## [Data to process]
- - - -

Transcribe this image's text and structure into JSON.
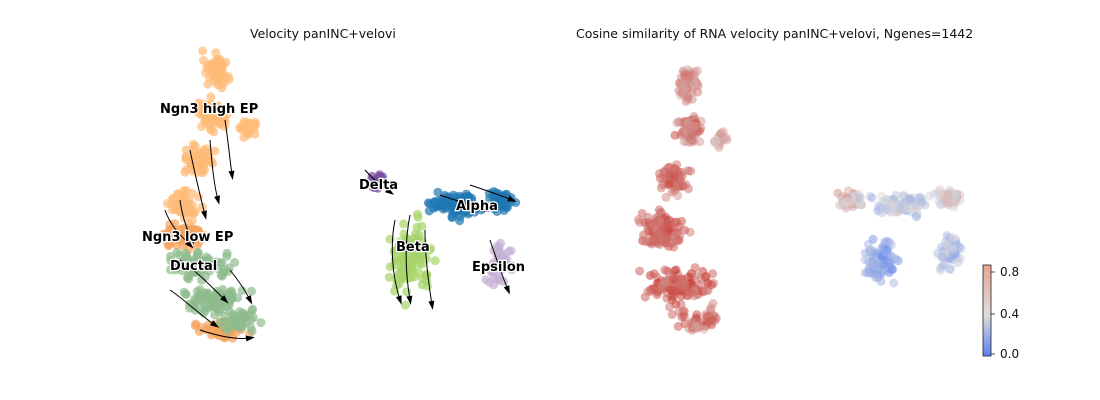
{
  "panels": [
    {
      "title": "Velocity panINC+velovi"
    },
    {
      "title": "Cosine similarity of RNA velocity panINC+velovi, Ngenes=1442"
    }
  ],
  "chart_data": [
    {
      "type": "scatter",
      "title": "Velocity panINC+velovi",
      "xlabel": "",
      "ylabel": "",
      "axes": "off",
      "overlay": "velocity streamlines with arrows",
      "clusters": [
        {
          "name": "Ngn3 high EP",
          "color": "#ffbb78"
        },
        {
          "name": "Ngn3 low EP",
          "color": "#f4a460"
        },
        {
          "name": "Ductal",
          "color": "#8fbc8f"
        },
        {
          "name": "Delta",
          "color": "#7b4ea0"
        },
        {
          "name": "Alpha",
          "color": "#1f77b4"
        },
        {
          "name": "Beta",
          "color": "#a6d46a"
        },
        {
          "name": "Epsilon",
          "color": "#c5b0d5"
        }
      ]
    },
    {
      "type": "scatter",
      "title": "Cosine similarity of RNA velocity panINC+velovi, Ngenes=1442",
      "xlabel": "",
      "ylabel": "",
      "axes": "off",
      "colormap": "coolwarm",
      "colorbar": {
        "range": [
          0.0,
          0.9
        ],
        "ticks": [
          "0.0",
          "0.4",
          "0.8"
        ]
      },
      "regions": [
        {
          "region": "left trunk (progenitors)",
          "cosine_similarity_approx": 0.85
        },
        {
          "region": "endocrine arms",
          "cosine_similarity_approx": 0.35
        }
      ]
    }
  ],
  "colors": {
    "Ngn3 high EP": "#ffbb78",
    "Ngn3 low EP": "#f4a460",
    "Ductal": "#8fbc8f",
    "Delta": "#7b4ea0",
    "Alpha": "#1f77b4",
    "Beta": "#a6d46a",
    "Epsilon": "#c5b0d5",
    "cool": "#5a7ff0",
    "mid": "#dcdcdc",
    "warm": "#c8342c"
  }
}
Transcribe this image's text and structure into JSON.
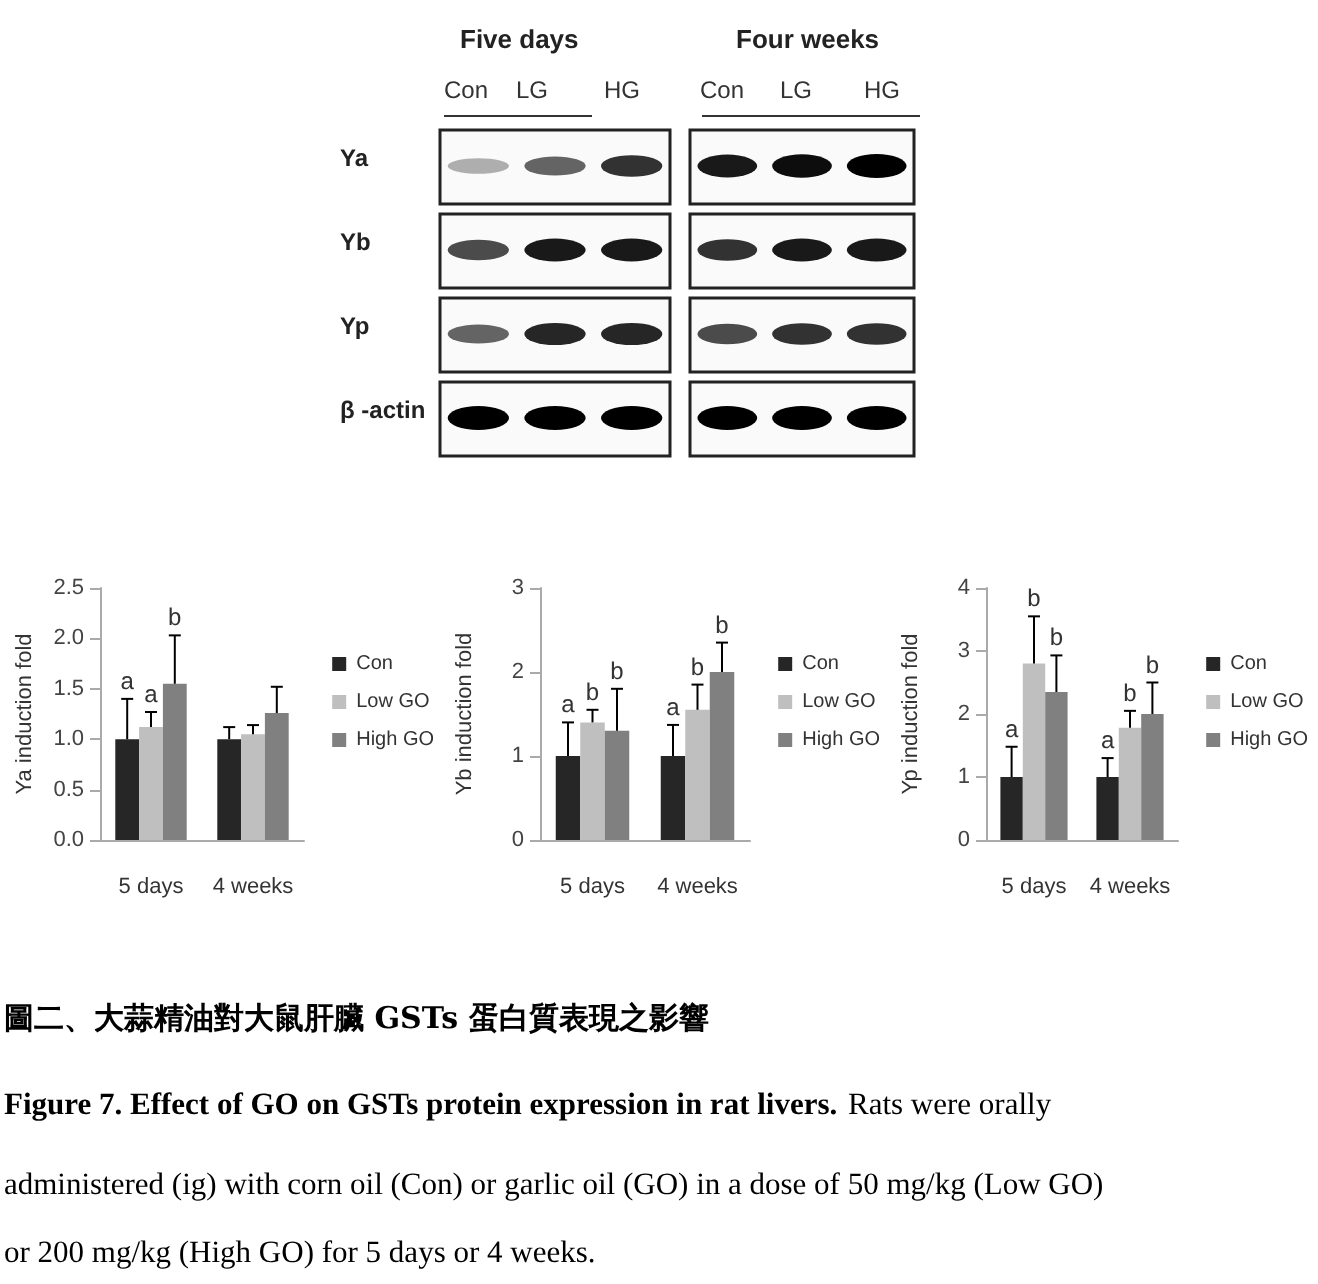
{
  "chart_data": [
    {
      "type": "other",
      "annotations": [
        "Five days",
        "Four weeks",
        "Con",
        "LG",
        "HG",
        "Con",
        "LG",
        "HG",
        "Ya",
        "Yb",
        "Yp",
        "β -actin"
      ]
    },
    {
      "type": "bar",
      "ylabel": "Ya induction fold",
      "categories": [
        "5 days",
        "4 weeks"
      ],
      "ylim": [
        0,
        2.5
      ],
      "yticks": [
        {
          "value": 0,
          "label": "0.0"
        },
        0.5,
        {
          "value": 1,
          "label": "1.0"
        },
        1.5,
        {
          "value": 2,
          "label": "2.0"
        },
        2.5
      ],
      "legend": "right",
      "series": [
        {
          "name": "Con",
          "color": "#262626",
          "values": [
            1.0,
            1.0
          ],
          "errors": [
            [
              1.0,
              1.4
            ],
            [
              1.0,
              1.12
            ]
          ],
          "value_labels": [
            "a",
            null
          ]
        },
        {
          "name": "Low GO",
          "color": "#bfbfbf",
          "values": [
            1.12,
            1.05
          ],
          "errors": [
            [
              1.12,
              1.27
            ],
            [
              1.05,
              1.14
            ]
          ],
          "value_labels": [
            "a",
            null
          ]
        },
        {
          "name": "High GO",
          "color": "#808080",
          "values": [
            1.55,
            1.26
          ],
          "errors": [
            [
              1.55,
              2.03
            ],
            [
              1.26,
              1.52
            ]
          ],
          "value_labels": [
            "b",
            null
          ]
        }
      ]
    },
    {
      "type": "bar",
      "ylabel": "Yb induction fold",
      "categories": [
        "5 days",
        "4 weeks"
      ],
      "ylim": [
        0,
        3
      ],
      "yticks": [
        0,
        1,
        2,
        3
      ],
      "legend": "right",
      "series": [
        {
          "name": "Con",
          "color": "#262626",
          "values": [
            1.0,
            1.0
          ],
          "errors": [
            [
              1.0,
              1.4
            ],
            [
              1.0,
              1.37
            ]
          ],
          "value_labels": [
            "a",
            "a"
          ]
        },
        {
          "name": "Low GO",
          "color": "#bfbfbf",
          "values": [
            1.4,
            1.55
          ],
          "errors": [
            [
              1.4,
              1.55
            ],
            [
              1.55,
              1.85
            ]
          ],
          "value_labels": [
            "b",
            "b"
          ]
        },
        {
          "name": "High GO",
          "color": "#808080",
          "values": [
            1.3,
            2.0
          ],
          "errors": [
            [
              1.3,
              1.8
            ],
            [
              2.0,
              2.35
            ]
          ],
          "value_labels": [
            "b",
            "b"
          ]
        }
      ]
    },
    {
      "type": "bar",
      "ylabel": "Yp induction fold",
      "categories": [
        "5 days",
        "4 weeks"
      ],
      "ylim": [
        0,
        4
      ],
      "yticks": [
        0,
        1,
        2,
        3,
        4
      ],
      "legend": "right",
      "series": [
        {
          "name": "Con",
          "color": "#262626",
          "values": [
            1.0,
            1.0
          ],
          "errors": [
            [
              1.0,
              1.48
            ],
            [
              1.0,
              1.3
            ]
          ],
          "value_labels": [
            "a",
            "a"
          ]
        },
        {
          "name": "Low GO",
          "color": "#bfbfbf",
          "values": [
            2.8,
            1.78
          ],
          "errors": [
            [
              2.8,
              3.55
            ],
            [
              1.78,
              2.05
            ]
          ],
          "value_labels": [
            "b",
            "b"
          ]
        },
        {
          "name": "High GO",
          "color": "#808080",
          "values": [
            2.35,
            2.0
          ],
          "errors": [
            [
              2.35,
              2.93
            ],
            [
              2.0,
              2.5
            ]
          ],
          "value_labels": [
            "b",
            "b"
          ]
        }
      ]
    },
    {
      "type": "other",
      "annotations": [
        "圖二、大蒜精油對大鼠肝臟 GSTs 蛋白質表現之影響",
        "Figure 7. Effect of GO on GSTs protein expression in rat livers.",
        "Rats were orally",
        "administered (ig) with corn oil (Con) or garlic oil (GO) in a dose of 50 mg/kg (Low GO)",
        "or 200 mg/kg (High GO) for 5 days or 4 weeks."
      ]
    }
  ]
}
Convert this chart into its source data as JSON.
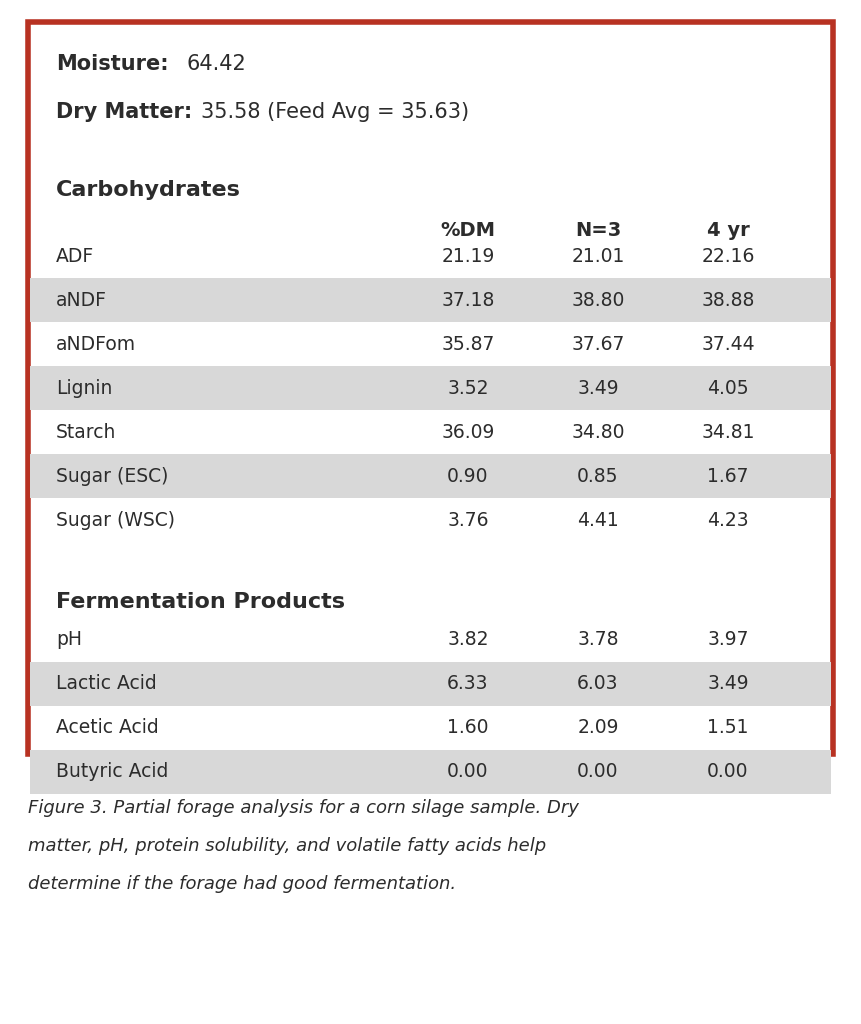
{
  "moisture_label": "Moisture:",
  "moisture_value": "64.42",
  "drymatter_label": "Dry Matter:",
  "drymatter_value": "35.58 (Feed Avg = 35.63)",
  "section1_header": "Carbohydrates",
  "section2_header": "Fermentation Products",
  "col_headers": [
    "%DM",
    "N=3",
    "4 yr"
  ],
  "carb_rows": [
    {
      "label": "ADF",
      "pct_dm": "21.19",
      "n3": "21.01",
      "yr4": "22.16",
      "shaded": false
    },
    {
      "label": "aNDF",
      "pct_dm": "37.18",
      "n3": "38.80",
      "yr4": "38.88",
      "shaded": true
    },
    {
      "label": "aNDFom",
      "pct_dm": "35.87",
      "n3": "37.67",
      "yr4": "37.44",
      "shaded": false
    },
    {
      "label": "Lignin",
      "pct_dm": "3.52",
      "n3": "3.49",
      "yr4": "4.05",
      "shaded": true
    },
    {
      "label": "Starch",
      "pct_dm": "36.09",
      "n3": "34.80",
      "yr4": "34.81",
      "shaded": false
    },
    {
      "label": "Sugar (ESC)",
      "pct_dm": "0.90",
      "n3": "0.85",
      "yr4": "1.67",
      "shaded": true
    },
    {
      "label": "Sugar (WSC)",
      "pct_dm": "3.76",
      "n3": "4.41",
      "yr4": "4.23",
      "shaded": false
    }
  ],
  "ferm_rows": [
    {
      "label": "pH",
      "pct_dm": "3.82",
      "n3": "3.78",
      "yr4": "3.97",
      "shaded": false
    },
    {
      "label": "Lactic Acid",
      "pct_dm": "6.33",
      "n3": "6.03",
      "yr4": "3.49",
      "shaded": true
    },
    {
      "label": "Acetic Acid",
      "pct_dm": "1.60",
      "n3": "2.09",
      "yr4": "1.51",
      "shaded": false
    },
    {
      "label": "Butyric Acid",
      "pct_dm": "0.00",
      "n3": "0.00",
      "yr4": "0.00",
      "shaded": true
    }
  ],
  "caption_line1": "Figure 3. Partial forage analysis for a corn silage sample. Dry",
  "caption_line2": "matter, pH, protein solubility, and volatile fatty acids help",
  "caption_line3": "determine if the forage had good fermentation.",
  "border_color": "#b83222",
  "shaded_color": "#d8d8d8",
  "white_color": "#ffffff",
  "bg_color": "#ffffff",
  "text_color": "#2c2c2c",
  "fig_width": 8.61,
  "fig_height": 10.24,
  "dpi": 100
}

- - - -

## [Exercise prompt]
Lines holding "induction" in the material above are to be reported.

## [Response for this exercise]
      "ylabel": "Ya induction fold",
      "ylabel": "Yb induction fold",
      "ylabel": "Yp induction fold",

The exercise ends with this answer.